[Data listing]
§ §
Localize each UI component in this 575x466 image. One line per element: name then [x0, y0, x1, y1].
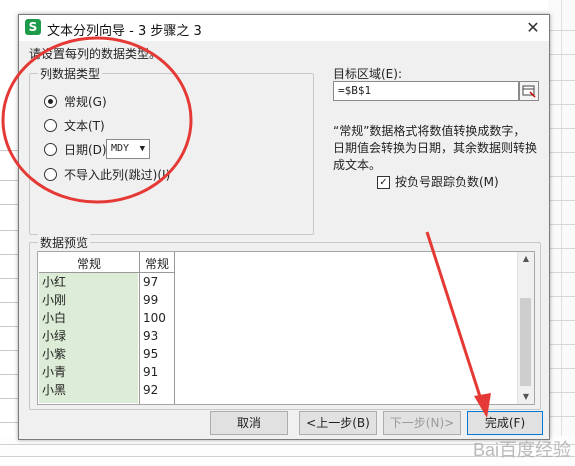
radio-skip[interactable]: 不导入此列(跳过)(I) — [44, 165, 170, 183]
next-button[interactable]: 下一步(N)> — [383, 411, 461, 435]
baidu-watermark: Bai百度经验 — [472, 440, 571, 460]
radio-text-label: 文本(T) — [64, 118, 105, 133]
column-divider-2 — [174, 252, 175, 404]
preview-cell-name: 小白 — [42, 311, 67, 325]
preview-scrollbar[interactable]: ▲ ▼ — [517, 252, 534, 404]
radio-skip-label: 不导入此列(跳过)(I) — [64, 167, 171, 182]
range-picker-button[interactable] — [519, 81, 539, 101]
preview-cell-score: 100 — [143, 311, 166, 325]
destination-input[interactable]: =$B$1 — [333, 81, 519, 101]
description-line-1: “常规”数据格式将数值转换成数字， — [333, 124, 526, 138]
preview-cell-score: 91 — [143, 365, 159, 379]
preview-cell-name: 小紫 — [42, 347, 67, 361]
background-sheet-right — [548, 0, 575, 466]
preview-cell-score: 95 — [143, 347, 159, 361]
scroll-down-icon[interactable]: ▼ — [518, 390, 534, 404]
back-button[interactable]: <上一步(B) — [299, 411, 377, 435]
preview-cell-name: 小绿 — [42, 329, 67, 343]
wps-app-icon: S — [25, 19, 41, 35]
date-format-select[interactable]: MDY ▼ — [106, 139, 150, 159]
text-to-columns-dialog: S 文本分列向导 - 3 步骤之 3 ✕ 请设置每列的数据类型。 列数据类型 常… — [18, 14, 550, 440]
scroll-thumb[interactable] — [520, 298, 531, 386]
close-button[interactable]: ✕ — [523, 18, 543, 38]
negative-sign-label: 按负号跟踪负数(M) — [395, 175, 499, 189]
destination-label: 目标区域(E): — [333, 67, 402, 81]
description-line-2: 日期值会转换为日期，其余数据则转换 — [333, 141, 538, 155]
preview-cell-name: 小黑 — [42, 383, 67, 397]
radio-general-label: 常规(G) — [64, 94, 107, 109]
radio-date-label: 日期(D) — [64, 142, 107, 157]
radio-skip-indicator[interactable] — [44, 167, 57, 181]
radio-text-indicator[interactable] — [44, 118, 57, 132]
range-picker-icon — [522, 85, 536, 98]
format-description: “常规”数据格式将数值转换成数字， 日期值会转换为日期，其余数据则转换 成文本。 — [333, 123, 543, 174]
title-bar: S 文本分列向导 - 3 步骤之 3 ✕ — [19, 15, 549, 41]
preview-cell-name: 小刚 — [42, 293, 67, 307]
preview-header-1: 常规 — [76, 257, 101, 271]
column-divider-1 — [139, 252, 140, 404]
radio-text[interactable]: 文本(T) — [44, 116, 105, 134]
column-type-group: 列数据类型 常规(G) 文本(T) 日期(D) MDY ▼ 不导入此列(跳过)(… — [29, 65, 314, 235]
date-format-value: MDY — [111, 143, 130, 154]
cancel-button[interactable]: 取消 — [210, 411, 288, 435]
data-preview-table[interactable]: 常规 常规 小红 97 小刚 99 小白 100 小绿 93 小紫 95 小青 … — [37, 251, 535, 405]
radio-date-indicator[interactable] — [44, 142, 57, 156]
preview-cell-score: 99 — [143, 293, 159, 307]
data-preview-title: 数据预览 — [38, 234, 91, 251]
chevron-down-icon: ▼ — [139, 144, 145, 154]
column-type-group-title: 列数据类型 — [38, 65, 103, 82]
preview-cell-score: 92 — [143, 383, 159, 397]
radio-date[interactable]: 日期(D) — [44, 140, 107, 158]
dialog-title: 文本分列向导 - 3 步骤之 3 — [47, 24, 202, 39]
preview-cell-name: 小红 — [42, 275, 67, 289]
header-divider — [39, 272, 174, 273]
preview-cell-score: 93 — [143, 329, 159, 343]
radio-general-indicator[interactable] — [44, 94, 57, 108]
description-line-3: 成文本。 — [333, 158, 382, 172]
scroll-up-icon[interactable]: ▲ — [518, 252, 534, 266]
instruction-text: 请设置每列的数据类型。 — [29, 47, 162, 61]
radio-general[interactable]: 常规(G) — [44, 92, 107, 110]
preview-cell-name: 小青 — [42, 365, 67, 379]
preview-cell-score: 97 — [143, 275, 159, 289]
finish-button[interactable]: 完成(F) — [467, 411, 543, 435]
preview-header-2: 常规 — [144, 257, 169, 271]
negative-sign-checkbox[interactable]: ✓ — [377, 176, 390, 189]
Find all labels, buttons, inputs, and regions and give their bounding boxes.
§ §
__Given exercise__. Copy the rows verbatim, starting at the line containing "radio-skip[interactable]: 不导入此列(跳过)(I) —" and ending with the line containing "range-picker-button[interactable] — [519, 81, 539, 101]", both of them included.

__Exercise solution__.
radio-skip[interactable]: 不导入此列(跳过)(I) — [44, 165, 170, 183]
next-button[interactable]: 下一步(N)> — [383, 411, 461, 435]
baidu-watermark: Bai百度经验 — [472, 440, 571, 460]
radio-text-label: 文本(T) — [64, 118, 105, 133]
column-divider-2 — [174, 252, 175, 404]
preview-cell-name: 小白 — [42, 311, 67, 325]
preview-scrollbar[interactable]: ▲ ▼ — [517, 252, 534, 404]
radio-skip-label: 不导入此列(跳过)(I) — [64, 167, 171, 182]
range-picker-button[interactable] — [519, 81, 539, 101]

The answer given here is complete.